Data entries
+---+
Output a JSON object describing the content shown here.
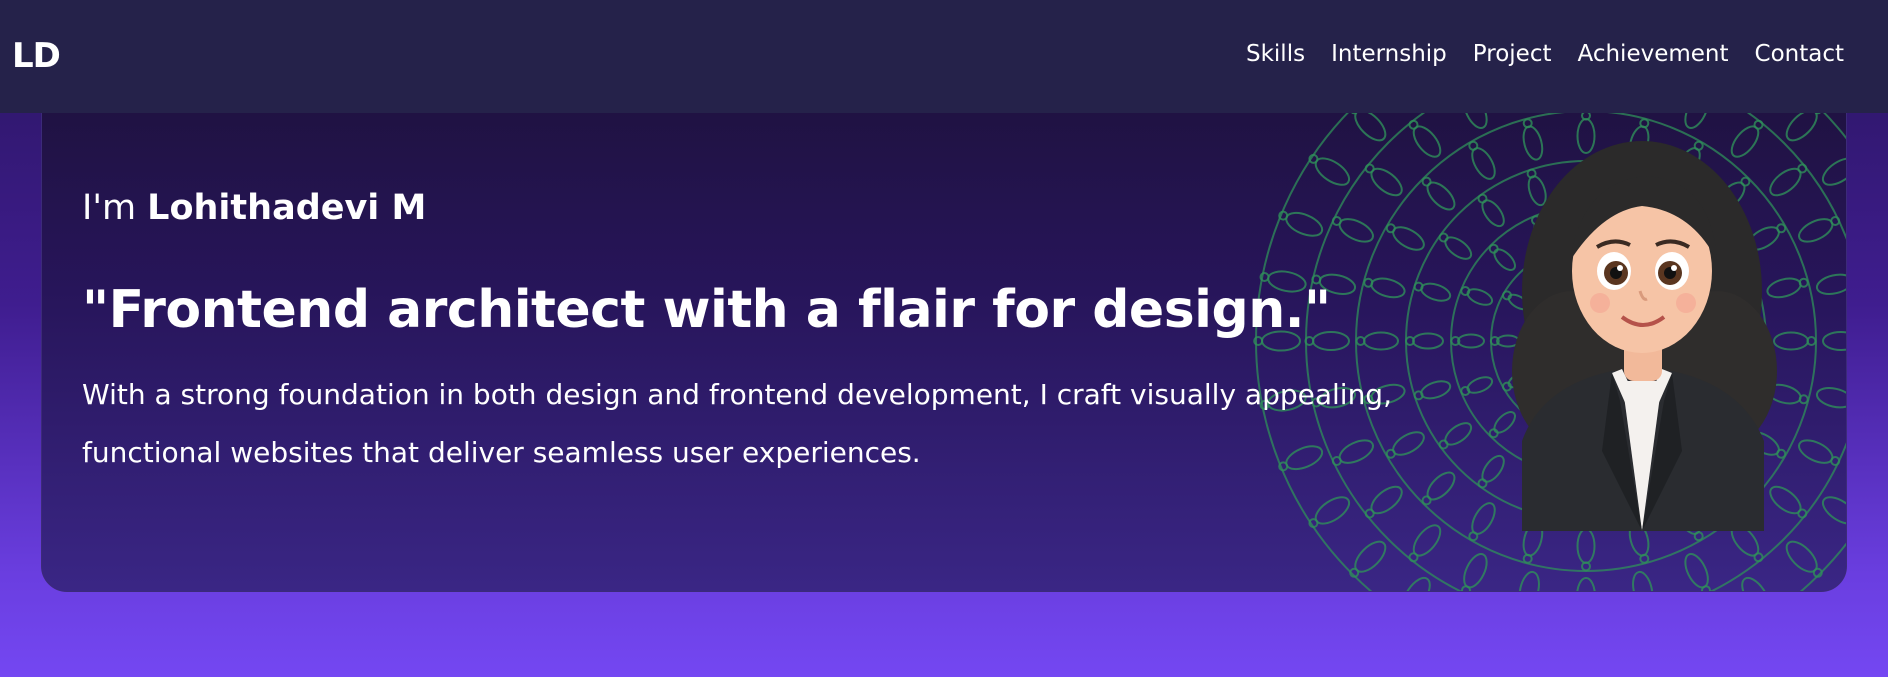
{
  "nav": {
    "logo": "LD",
    "links": [
      {
        "label": "Skills"
      },
      {
        "label": "Internship"
      },
      {
        "label": "Project"
      },
      {
        "label": "Achievement"
      },
      {
        "label": "Contact"
      }
    ]
  },
  "hero": {
    "greeting_prefix": "I'm ",
    "name": "Lohithadevi M",
    "tagline": "\"Frontend architect with a flair for design.\"",
    "description": "With a strong foundation in both design and frontend development, I craft visually appealing, functional websites that deliver seamless user experiences."
  },
  "colors": {
    "navbar_bg": "#25224a",
    "card_bg": "#1f1240",
    "page_gradient_end": "#7447f2",
    "mandala_green": "#2f8f5a",
    "text": "#ffffff"
  },
  "icons": {
    "avatar": "avatar-illustration",
    "decoration": "mandala-pattern"
  }
}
+---+
:: What is asked ::
Leave out the pictures and copy every record above exactly.

:: Task answer ::
Output a JSON object describing the content shown here.
{
  "nav": {
    "logo": "LD",
    "links": [
      {
        "label": "Skills"
      },
      {
        "label": "Internship"
      },
      {
        "label": "Project"
      },
      {
        "label": "Achievement"
      },
      {
        "label": "Contact"
      }
    ]
  },
  "hero": {
    "greeting_prefix": "I'm ",
    "name": "Lohithadevi M",
    "tagline": "\"Frontend architect with a flair for design.\"",
    "description": "With a strong foundation in both design and frontend development, I craft visually appealing, functional websites that deliver seamless user experiences."
  },
  "colors": {
    "navbar_bg": "#25224a",
    "card_bg": "#1f1240",
    "page_gradient_end": "#7447f2",
    "mandala_green": "#2f8f5a",
    "text": "#ffffff"
  },
  "icons": {
    "avatar": "avatar-illustration",
    "decoration": "mandala-pattern"
  }
}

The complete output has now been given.